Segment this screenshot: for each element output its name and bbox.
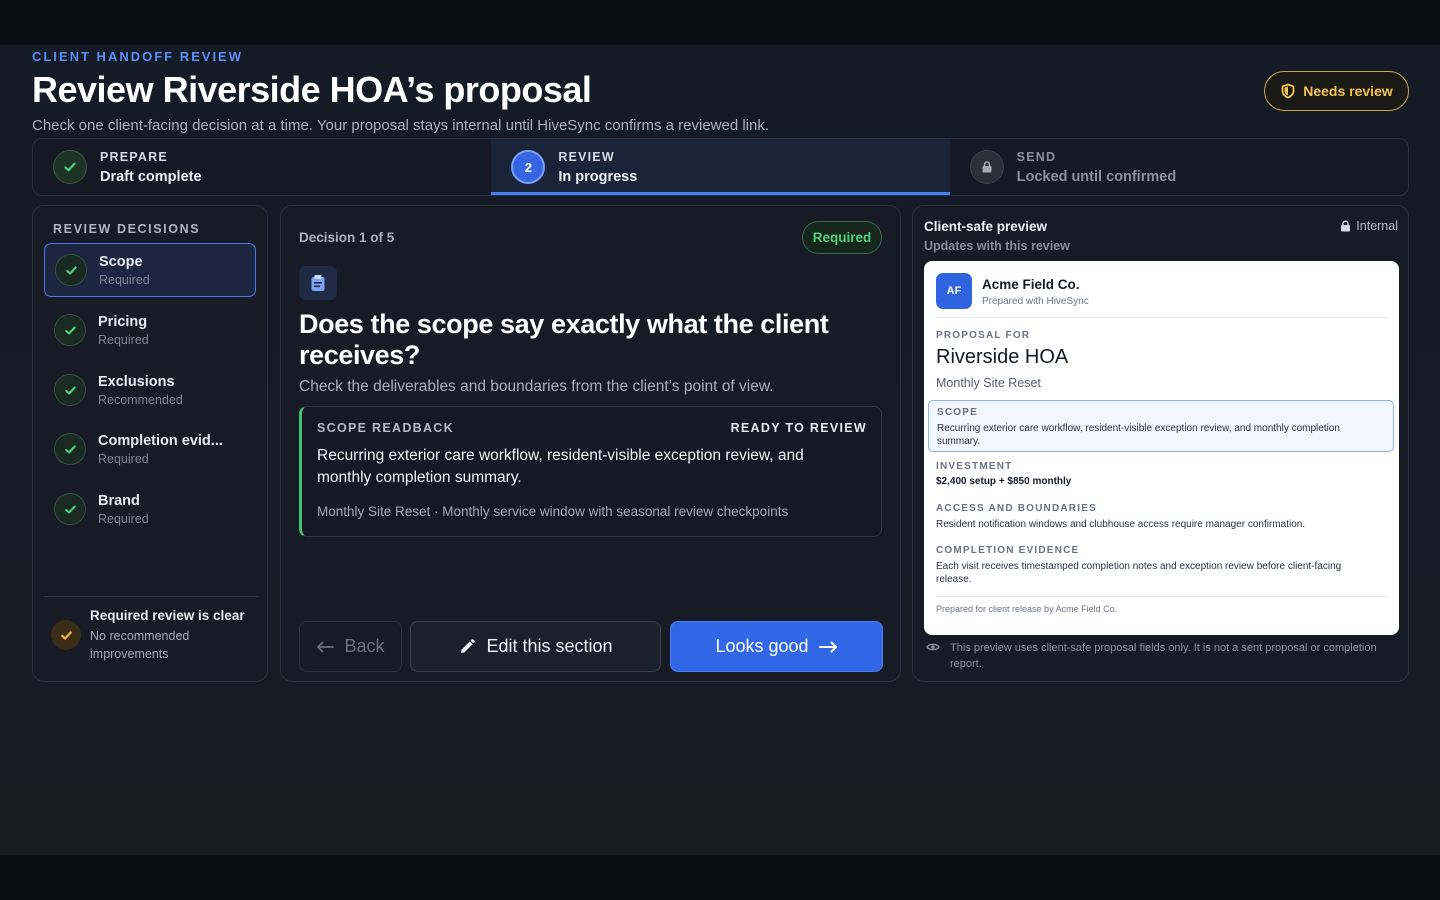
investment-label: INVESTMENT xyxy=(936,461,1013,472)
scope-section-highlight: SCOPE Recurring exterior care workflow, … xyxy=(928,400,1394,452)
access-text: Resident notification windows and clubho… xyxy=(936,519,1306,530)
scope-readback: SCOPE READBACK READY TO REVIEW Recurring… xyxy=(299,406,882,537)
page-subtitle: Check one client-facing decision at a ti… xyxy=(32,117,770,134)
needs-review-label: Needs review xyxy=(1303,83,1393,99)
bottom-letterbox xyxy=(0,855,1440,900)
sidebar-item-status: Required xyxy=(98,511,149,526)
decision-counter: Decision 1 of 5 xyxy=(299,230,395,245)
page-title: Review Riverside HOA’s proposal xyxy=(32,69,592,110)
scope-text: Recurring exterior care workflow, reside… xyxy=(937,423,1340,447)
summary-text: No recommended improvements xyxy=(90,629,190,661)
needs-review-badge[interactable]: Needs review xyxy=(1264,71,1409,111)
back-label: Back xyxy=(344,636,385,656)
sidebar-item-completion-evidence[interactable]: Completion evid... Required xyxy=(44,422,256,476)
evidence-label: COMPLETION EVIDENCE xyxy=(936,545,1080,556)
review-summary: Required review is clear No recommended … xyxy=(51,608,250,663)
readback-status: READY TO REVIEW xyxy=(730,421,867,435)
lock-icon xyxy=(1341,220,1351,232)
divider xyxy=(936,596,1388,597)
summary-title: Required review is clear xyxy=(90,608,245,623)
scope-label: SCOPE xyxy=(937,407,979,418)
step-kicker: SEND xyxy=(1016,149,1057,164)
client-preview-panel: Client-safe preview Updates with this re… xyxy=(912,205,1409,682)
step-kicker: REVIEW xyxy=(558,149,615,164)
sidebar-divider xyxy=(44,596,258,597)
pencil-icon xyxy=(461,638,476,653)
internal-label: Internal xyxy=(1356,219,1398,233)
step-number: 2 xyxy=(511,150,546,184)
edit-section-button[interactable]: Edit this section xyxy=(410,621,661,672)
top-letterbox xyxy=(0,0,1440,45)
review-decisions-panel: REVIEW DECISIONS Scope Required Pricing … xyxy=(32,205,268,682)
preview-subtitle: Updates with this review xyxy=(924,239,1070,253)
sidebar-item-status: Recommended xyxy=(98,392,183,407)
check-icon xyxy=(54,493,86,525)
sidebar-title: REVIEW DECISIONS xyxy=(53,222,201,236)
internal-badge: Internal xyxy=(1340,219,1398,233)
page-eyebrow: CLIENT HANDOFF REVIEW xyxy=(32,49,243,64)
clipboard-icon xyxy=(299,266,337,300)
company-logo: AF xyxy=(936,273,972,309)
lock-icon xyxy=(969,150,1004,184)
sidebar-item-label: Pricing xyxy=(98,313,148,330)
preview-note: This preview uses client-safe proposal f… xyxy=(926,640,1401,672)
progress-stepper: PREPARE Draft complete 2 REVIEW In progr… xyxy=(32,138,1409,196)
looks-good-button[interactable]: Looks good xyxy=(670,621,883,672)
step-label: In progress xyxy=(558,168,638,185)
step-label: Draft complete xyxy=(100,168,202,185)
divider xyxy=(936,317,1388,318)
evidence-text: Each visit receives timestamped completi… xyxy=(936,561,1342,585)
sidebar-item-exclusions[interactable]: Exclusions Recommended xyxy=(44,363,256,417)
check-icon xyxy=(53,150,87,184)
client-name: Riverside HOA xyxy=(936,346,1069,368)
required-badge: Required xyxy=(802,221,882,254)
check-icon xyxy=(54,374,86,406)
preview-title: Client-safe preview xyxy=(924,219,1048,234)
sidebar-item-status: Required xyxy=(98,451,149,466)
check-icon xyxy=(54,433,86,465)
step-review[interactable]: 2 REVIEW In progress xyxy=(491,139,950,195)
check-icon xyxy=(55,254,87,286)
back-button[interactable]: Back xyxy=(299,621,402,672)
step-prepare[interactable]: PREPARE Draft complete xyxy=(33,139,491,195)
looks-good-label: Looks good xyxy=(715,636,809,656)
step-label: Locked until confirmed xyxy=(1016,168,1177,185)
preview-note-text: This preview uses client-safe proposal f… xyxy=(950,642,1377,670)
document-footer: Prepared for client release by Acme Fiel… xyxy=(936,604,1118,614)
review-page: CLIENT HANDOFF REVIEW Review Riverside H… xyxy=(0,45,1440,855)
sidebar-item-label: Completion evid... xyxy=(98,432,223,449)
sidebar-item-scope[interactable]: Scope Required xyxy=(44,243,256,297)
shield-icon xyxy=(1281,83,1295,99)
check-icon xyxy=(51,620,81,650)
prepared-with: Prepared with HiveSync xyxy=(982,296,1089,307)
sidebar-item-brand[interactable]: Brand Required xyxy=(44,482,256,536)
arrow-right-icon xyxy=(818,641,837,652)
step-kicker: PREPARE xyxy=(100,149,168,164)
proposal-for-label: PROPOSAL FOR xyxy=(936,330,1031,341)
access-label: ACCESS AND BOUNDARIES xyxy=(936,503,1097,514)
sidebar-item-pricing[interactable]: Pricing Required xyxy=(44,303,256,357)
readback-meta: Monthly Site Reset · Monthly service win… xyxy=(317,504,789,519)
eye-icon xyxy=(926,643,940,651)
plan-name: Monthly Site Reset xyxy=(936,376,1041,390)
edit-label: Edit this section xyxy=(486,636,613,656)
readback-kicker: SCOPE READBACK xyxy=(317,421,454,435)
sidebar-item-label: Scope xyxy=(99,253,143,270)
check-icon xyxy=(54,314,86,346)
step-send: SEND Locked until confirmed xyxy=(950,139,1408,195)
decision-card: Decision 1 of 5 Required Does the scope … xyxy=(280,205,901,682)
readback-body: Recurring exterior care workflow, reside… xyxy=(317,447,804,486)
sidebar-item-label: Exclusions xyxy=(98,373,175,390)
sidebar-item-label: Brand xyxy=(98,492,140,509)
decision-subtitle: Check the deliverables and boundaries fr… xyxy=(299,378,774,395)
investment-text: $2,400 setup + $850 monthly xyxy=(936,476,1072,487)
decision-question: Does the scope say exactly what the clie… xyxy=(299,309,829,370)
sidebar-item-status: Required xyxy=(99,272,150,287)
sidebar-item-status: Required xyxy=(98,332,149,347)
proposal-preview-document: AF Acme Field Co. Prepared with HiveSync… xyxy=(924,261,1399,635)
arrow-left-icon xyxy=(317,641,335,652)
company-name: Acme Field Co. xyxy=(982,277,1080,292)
· · · · · · ·
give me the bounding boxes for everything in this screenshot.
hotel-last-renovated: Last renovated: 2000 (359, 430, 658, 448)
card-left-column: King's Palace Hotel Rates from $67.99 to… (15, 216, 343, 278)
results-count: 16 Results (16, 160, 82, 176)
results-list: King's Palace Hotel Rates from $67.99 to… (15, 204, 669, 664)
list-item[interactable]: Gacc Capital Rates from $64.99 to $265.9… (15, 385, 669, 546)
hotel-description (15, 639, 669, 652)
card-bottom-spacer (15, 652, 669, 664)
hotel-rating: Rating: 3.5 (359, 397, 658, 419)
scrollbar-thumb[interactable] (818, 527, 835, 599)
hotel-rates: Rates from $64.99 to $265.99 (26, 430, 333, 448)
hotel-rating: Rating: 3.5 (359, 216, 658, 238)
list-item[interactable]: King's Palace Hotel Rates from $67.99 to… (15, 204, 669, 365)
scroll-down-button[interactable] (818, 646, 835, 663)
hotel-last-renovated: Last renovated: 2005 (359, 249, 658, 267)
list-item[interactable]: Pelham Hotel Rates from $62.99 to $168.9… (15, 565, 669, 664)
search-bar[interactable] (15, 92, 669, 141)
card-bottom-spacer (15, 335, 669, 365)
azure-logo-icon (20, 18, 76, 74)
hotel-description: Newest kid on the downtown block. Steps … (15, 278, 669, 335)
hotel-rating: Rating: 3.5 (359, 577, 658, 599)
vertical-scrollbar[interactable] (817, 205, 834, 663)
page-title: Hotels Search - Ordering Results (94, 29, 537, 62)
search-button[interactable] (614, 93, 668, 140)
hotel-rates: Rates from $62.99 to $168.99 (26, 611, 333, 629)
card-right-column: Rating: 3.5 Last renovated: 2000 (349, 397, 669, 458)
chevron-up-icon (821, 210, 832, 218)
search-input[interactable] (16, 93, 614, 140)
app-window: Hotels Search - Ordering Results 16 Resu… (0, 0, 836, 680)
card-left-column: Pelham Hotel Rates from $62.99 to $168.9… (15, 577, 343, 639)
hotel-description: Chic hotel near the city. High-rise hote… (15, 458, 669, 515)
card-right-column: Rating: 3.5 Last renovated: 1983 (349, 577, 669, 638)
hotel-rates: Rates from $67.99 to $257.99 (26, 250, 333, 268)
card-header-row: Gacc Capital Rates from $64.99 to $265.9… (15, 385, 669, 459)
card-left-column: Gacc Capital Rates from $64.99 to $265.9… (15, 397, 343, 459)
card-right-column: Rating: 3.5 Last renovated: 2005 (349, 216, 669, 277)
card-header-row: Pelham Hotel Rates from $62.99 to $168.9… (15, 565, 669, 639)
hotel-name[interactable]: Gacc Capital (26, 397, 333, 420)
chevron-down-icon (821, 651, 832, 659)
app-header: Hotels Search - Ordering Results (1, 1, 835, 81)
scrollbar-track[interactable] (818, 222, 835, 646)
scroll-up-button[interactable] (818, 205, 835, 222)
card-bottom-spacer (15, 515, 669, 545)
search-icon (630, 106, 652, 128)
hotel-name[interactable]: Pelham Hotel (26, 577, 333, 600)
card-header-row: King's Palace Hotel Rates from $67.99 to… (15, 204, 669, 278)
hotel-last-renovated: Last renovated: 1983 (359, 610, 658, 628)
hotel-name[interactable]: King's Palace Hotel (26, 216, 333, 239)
· · · · · · ·
Transcribe the listing lines verbatim, starting at the line containing "give me the" and ending at the line containing "results-count: 16 Results (16, 160, 82, 176)".

## EXERCISE SOLUTION:
give me the bounding boxes for everything in this screenshot.
hotel-last-renovated: Last renovated: 2000 (359, 430, 658, 448)
card-left-column: King's Palace Hotel Rates from $67.99 to… (15, 216, 343, 278)
results-count: 16 Results (16, 160, 82, 176)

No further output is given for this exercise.